● **What the exercise asks**:
Return all lines in the material below that contain "بذلك".

>> START

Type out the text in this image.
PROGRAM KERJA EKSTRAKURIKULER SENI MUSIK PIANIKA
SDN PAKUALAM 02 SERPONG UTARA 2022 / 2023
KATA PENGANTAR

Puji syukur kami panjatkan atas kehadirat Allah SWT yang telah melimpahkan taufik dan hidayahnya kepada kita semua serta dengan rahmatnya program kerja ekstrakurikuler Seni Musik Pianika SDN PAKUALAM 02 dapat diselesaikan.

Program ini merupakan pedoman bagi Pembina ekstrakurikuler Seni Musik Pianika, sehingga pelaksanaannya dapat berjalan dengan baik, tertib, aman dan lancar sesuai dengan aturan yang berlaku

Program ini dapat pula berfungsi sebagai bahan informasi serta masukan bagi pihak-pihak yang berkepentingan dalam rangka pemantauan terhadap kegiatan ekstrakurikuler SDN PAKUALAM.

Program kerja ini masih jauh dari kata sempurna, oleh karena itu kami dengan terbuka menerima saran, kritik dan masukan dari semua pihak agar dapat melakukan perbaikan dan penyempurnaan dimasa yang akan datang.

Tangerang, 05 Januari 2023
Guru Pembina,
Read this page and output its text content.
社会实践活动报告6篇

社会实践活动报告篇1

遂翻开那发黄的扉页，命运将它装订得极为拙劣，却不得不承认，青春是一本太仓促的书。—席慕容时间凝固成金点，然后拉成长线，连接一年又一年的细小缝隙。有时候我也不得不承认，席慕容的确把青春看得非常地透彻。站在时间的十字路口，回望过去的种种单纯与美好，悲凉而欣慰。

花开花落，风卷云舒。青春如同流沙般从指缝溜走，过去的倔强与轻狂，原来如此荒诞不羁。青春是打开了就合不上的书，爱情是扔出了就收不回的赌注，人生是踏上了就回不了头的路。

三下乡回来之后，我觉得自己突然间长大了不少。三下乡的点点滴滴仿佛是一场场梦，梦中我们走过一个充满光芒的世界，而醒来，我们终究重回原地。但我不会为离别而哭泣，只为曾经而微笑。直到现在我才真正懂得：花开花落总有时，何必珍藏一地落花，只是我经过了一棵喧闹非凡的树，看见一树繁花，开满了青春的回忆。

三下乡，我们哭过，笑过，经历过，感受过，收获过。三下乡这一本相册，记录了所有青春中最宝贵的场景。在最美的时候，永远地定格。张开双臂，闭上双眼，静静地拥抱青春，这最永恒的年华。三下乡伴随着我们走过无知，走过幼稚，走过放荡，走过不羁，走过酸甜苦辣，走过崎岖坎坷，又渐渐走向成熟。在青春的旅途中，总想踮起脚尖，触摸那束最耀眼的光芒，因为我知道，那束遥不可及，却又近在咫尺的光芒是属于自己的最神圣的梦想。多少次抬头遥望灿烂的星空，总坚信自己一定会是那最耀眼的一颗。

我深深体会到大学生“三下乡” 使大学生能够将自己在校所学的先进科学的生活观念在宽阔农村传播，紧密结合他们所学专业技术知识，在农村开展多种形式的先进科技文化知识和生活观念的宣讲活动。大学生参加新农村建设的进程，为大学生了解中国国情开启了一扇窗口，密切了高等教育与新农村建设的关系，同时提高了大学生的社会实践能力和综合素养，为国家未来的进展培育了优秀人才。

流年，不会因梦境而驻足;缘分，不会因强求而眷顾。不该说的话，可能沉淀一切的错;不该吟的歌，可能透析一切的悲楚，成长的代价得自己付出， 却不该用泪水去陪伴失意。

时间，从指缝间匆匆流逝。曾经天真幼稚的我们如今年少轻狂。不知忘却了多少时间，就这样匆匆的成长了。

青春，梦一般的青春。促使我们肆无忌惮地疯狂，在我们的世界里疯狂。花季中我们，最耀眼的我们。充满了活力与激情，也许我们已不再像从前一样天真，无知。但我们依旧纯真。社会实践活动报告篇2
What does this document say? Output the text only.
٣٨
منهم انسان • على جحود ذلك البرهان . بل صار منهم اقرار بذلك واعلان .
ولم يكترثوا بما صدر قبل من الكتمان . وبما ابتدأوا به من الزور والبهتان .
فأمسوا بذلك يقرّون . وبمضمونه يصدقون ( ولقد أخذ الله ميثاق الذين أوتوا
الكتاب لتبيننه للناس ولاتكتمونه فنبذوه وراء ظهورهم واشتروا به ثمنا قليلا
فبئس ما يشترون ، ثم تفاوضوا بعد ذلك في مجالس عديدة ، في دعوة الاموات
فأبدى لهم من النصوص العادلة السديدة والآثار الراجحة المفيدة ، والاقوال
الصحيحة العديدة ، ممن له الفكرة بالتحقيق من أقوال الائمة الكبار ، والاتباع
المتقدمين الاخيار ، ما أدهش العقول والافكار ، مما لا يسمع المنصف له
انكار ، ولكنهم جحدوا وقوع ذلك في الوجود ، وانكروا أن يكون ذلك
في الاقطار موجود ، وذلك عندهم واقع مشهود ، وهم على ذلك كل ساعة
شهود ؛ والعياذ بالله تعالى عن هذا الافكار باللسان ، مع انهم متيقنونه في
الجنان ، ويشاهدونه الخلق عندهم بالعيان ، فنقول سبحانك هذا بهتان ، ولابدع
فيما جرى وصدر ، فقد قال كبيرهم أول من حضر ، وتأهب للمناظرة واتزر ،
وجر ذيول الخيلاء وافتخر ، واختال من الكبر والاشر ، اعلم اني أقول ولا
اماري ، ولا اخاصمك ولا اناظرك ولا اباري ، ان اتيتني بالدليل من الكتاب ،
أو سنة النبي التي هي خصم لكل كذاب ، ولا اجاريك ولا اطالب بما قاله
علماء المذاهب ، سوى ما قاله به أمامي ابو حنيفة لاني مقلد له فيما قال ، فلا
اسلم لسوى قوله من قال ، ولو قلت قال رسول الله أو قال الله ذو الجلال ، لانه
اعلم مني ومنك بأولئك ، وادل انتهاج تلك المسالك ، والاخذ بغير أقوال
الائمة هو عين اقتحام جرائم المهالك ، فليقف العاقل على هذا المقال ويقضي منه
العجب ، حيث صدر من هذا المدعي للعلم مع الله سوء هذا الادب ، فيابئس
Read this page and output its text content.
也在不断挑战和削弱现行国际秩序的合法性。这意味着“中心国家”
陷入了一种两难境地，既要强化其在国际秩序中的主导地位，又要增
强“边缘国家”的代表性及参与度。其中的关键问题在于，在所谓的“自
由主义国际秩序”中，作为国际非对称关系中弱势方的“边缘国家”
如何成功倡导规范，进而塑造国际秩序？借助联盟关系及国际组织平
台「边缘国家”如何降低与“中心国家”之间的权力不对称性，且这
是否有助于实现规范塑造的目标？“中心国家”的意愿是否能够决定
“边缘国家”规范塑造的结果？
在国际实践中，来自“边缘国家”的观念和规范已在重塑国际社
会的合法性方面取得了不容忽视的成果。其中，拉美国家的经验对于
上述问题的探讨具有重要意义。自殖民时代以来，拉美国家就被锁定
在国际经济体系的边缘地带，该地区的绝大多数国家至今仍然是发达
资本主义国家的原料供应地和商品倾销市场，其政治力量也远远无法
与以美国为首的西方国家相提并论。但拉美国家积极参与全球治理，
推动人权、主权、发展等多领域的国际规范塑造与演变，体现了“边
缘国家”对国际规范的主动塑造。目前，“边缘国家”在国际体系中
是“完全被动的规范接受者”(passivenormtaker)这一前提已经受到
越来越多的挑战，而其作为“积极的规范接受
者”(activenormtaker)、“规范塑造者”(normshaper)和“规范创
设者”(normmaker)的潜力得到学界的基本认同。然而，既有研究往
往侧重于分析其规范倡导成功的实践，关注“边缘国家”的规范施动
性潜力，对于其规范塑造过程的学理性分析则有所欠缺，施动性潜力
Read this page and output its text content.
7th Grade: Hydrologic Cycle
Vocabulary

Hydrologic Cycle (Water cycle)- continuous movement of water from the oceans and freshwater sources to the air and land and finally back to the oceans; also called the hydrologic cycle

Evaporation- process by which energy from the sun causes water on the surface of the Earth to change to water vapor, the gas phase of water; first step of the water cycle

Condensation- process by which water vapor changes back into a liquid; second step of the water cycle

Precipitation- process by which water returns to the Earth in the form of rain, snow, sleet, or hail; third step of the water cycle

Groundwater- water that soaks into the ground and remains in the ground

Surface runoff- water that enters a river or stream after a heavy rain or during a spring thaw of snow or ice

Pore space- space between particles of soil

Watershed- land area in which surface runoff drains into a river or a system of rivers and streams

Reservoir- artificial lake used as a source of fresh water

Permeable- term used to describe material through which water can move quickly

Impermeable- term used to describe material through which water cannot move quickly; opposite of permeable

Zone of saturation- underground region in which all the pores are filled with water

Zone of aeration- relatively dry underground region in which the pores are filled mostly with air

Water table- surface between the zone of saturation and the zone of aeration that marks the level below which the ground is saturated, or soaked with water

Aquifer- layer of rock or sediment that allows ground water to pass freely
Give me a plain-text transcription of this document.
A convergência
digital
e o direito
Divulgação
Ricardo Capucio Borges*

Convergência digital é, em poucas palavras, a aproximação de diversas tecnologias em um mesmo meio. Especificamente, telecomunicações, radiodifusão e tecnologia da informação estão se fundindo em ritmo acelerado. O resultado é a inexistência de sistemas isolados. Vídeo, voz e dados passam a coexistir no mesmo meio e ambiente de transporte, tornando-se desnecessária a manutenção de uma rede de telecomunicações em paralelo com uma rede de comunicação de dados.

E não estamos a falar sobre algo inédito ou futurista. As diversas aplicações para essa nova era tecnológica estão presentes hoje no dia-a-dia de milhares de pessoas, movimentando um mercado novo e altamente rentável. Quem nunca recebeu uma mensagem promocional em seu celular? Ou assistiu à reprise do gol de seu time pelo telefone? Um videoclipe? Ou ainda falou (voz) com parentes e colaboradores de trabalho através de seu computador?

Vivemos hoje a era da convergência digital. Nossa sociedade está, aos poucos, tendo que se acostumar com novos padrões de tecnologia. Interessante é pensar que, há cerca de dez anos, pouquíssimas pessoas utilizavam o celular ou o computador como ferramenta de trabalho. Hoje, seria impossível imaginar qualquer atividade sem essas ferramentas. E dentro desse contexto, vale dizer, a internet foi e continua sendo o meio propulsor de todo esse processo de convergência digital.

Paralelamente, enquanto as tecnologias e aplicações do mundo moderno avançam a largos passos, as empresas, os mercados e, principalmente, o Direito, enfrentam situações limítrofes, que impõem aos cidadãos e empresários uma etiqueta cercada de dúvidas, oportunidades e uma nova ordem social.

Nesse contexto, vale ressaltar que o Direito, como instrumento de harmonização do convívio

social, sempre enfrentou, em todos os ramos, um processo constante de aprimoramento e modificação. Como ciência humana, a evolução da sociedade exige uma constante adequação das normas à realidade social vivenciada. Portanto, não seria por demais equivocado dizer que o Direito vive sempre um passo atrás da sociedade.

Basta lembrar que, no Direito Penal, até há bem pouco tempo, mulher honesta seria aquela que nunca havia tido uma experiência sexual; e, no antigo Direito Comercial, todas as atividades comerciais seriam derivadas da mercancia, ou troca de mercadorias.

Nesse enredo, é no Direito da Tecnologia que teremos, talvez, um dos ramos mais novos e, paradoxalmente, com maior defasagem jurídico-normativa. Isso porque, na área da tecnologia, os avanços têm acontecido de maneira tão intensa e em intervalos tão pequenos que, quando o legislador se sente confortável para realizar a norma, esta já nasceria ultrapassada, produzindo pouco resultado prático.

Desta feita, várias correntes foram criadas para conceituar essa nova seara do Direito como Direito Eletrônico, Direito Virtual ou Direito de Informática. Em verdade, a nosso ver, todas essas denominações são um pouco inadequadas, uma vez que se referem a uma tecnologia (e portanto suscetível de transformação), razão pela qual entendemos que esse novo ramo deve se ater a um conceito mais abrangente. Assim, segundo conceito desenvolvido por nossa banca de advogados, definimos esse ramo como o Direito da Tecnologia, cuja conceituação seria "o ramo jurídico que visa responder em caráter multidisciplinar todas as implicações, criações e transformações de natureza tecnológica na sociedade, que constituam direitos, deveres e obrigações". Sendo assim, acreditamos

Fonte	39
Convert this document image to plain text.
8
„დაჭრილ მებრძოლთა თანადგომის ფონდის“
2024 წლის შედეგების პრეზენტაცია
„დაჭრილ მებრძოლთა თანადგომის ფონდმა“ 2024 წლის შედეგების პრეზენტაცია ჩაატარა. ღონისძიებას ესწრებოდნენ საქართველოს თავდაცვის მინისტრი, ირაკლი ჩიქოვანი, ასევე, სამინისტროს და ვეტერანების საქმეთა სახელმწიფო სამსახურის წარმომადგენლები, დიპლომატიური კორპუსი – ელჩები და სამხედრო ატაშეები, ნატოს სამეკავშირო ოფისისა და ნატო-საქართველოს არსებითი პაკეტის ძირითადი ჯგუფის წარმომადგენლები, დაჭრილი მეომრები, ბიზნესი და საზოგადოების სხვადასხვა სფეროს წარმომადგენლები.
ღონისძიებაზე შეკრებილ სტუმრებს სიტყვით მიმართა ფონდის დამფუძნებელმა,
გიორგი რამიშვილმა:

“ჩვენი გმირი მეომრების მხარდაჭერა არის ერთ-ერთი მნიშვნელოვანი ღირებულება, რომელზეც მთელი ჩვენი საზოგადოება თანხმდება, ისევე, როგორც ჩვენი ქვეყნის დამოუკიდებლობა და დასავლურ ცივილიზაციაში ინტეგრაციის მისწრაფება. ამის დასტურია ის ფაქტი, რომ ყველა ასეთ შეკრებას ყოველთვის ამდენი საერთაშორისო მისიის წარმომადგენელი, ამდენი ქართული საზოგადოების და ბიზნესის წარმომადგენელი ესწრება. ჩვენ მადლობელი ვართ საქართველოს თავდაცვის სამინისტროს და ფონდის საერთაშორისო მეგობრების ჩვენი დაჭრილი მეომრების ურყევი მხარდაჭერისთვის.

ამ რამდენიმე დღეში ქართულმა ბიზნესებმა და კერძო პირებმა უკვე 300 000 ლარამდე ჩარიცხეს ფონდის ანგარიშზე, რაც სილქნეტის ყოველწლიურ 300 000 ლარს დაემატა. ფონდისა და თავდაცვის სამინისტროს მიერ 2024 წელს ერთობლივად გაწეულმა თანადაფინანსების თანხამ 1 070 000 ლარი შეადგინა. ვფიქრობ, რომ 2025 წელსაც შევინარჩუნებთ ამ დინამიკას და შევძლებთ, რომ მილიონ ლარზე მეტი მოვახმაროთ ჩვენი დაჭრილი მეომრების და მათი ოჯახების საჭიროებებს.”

>> END

● **Problem solution**:
منهم انسان • على جحود ذلك البرهان . بل صار منهم اقرار بذلك واعلان .
فأمسوا بذلك يقرّون . وبمضمونه يصدقون ( ولقد أخذ الله ميثاق الذين أوتوا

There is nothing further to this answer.